▸ REQUIREMENT
Please quote the lines below exactly, every one of them.

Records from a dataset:
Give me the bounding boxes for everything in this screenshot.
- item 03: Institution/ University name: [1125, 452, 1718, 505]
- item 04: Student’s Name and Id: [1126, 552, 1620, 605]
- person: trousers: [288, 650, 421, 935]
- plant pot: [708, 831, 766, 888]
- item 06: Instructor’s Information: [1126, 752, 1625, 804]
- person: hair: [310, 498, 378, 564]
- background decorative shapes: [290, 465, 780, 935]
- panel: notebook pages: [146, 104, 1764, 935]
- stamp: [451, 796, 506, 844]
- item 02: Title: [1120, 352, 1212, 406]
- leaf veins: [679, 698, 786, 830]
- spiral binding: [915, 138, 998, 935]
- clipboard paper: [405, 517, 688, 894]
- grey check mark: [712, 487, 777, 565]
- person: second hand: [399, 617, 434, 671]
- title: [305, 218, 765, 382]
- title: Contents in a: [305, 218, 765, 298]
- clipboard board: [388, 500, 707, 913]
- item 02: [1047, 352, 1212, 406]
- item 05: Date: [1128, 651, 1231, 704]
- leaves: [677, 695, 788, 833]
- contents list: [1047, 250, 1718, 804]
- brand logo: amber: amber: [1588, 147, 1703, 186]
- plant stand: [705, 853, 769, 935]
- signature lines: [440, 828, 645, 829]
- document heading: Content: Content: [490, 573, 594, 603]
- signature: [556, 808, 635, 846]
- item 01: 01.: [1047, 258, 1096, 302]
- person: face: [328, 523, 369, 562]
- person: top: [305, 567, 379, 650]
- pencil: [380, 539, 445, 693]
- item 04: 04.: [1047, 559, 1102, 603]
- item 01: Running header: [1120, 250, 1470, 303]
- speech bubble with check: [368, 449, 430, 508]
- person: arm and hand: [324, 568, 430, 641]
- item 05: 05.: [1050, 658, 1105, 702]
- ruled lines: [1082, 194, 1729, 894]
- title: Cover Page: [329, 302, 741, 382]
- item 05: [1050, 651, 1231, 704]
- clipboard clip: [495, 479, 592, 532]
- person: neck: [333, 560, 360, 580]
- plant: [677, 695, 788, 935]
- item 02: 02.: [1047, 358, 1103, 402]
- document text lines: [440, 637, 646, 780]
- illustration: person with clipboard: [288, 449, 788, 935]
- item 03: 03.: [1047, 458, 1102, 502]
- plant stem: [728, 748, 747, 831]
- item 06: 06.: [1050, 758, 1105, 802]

▸ PROBLEM SOLUTION
Give me the bounding boxes for everything in this screenshot.
- item 03: Institution/ University name: [1125, 452, 1718, 505]
- item 04: Student’s Name and Id: [1126, 552, 1620, 605]
- person: trousers: [288, 650, 421, 935]
- plant pot: [708, 831, 766, 888]
- item 06: Instructor’s Information: [1126, 752, 1625, 804]
- person: hair: [310, 498, 378, 564]
- background decorative shapes: [290, 465, 780, 935]
- panel: notebook pages: [146, 104, 1764, 935]
- stamp: [451, 796, 506, 844]
- item 02: Title: [1120, 352, 1212, 406]
- leaf veins: [679, 698, 786, 830]
- spiral binding: [915, 138, 998, 935]
- clipboard paper: [405, 517, 688, 894]
- grey check mark: [712, 487, 777, 565]
- person: second hand: [399, 617, 434, 671]
- title: [305, 218, 765, 382]
- title: Contents in a: [305, 218, 765, 298]
- clipboard board: [388, 500, 707, 913]
- item 02: [1047, 352, 1212, 406]
- item 05: Date: [1128, 651, 1231, 704]
- leaves: [677, 695, 788, 833]
- contents list: [1047, 250, 1718, 804]
- brand logo: amber: amber: [1588, 147, 1703, 186]
- plant stand: [705, 853, 769, 935]
- signature lines: [440, 828, 645, 829]
- document heading: Content: Content: [490, 573, 594, 603]
- signature: [556, 808, 635, 846]
- item 01: 01.: [1047, 258, 1096, 302]
- person: face: [328, 523, 369, 562]
- person: top: [305, 567, 379, 650]
- pencil: [380, 539, 445, 693]
- item 04: 04.: [1047, 559, 1102, 603]
- item 01: Running header: [1120, 250, 1470, 303]
- speech bubble with check: [368, 449, 430, 508]
- person: arm and hand: [324, 568, 430, 641]
- item 05: 05.: [1050, 658, 1105, 702]
- ruled lines: [1082, 194, 1729, 894]
- title: Cover Page: [329, 302, 741, 382]
- item 05: [1050, 651, 1231, 704]
- clipboard clip: [495, 479, 592, 532]
- person: neck: [333, 560, 360, 580]
- plant: [677, 695, 788, 935]
- item 02: 02.: [1047, 358, 1103, 402]
- document text lines: [440, 637, 646, 780]
- illustration: person with clipboard: [288, 449, 788, 935]
- item 03: 03.: [1047, 458, 1102, 502]
- plant stem: [728, 748, 747, 831]
- item 06: 06.: [1050, 758, 1105, 802]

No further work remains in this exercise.